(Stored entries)
** BEGIN **

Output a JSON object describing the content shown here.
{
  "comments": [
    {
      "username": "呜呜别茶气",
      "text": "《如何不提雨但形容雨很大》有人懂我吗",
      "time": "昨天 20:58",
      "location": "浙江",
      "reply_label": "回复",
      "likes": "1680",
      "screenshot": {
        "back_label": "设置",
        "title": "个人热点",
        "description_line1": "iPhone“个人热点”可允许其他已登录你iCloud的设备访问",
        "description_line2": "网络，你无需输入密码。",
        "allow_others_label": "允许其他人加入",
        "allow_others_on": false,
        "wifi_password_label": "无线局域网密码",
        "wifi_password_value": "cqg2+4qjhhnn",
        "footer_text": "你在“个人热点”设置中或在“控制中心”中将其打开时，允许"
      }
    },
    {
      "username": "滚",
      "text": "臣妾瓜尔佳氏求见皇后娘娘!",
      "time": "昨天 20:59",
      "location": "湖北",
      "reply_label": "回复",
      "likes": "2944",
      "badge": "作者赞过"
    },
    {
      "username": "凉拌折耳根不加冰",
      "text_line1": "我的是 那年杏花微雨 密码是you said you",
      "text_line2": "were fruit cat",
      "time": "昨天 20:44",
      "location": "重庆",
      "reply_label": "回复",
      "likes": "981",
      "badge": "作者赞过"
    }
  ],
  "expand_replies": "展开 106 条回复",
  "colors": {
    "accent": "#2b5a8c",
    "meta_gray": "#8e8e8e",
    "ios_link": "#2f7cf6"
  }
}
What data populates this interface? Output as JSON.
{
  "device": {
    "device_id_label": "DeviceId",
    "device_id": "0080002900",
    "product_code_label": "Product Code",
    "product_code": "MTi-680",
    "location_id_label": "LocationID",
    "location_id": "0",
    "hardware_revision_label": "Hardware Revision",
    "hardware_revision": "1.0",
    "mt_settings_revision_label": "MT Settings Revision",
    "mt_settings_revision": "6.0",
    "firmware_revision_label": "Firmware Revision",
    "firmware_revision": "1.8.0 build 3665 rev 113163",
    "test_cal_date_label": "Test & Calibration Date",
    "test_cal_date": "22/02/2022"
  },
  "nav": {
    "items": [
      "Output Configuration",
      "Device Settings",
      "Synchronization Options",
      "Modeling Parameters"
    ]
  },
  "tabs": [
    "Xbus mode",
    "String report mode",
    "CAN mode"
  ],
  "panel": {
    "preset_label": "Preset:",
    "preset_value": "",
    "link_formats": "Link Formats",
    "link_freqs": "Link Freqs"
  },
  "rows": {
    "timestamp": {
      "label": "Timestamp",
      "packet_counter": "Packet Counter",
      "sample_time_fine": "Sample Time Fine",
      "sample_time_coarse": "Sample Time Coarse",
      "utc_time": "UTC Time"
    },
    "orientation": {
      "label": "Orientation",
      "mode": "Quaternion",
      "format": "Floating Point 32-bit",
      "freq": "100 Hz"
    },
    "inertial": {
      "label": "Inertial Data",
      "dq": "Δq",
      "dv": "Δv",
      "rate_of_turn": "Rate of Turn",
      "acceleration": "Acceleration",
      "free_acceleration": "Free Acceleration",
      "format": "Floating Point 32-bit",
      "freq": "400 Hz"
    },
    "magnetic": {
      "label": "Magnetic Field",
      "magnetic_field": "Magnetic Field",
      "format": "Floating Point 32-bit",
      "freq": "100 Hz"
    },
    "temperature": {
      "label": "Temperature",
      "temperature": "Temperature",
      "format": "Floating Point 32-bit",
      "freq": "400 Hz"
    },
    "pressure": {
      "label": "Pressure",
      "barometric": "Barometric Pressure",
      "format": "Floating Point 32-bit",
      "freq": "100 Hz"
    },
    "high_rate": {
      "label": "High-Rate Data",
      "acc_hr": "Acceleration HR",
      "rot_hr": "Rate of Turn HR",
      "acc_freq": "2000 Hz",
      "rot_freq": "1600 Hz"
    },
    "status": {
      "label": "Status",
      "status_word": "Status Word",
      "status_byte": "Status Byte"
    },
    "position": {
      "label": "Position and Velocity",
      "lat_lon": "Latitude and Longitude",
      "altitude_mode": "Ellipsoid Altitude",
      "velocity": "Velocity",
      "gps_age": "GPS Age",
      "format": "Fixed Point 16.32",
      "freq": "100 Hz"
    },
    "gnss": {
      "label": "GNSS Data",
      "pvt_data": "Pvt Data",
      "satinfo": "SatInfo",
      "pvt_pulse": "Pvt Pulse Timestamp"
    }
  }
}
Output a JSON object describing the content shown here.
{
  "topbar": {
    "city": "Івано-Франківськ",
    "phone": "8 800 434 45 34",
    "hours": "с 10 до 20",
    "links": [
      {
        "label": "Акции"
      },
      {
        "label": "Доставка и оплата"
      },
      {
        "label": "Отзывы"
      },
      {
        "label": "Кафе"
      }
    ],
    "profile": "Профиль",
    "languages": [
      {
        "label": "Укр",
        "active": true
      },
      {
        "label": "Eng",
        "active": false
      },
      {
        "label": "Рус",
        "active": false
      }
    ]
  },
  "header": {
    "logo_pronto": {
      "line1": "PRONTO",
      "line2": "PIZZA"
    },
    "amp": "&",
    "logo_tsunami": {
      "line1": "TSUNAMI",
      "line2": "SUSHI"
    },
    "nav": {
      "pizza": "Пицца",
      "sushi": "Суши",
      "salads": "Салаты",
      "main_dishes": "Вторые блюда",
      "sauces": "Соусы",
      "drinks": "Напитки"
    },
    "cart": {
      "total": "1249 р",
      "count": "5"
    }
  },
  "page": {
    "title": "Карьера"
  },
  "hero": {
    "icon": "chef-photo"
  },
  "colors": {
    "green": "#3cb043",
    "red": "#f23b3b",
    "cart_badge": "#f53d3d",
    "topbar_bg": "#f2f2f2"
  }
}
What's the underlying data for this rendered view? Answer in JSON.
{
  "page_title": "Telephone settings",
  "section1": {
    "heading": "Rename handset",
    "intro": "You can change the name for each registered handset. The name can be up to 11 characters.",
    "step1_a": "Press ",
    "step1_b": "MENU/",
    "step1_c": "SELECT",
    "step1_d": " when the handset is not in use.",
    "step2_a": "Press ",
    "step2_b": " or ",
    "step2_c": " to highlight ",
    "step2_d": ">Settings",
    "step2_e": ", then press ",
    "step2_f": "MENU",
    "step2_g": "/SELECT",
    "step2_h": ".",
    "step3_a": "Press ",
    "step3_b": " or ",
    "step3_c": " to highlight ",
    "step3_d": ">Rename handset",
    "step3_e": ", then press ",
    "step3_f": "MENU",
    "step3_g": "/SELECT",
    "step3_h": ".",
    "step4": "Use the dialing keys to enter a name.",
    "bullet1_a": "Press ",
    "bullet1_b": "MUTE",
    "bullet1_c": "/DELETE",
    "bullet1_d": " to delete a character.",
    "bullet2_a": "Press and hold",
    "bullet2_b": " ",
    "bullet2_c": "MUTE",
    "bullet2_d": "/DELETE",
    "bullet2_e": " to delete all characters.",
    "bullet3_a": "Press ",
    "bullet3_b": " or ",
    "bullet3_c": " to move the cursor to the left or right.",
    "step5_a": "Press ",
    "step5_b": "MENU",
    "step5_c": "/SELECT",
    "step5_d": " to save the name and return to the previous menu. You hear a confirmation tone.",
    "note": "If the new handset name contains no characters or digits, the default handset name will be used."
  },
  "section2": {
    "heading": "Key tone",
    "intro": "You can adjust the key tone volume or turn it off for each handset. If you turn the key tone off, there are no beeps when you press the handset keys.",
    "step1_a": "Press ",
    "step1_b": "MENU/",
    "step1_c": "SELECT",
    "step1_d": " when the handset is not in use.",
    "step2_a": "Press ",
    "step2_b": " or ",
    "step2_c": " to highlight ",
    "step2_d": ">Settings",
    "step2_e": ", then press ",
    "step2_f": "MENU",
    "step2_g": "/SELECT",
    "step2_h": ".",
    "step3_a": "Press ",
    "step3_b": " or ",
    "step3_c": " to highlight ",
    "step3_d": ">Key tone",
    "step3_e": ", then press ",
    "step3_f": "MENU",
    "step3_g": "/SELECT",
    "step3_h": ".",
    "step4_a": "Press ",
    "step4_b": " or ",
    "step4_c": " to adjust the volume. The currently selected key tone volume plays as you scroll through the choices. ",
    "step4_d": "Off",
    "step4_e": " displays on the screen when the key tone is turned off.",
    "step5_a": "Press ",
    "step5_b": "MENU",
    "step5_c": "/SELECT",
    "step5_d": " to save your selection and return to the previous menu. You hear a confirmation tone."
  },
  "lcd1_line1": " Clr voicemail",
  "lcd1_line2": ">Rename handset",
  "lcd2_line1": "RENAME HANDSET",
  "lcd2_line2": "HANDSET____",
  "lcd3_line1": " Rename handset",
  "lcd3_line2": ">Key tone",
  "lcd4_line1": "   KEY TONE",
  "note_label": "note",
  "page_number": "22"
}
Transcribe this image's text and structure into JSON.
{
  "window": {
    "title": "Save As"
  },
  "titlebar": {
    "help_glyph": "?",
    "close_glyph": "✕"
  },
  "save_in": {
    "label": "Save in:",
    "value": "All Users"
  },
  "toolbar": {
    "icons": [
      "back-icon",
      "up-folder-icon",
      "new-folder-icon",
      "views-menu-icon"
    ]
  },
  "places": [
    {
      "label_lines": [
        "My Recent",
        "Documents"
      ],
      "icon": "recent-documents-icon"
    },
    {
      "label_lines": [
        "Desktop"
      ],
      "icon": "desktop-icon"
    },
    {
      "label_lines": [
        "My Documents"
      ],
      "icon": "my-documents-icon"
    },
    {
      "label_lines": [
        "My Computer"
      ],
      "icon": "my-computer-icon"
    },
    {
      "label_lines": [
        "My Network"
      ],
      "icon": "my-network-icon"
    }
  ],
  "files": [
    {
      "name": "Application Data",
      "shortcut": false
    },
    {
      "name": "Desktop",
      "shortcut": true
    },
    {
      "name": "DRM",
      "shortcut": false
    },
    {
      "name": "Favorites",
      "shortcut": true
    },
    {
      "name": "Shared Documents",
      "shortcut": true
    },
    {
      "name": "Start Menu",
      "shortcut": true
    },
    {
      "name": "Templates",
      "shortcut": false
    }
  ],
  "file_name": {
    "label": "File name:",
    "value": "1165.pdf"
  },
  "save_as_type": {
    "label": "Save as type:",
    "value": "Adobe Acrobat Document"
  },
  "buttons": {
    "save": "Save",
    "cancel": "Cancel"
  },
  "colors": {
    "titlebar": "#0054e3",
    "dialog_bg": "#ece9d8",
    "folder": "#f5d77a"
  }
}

** END **

> _Given task_
Pull out all lines containing the word "Sample" from the entries above.

> _Result of the task_
      "sample_time_fine": "Sample Time Fine",
      "sample_time_coarse": "Sample Time Coarse",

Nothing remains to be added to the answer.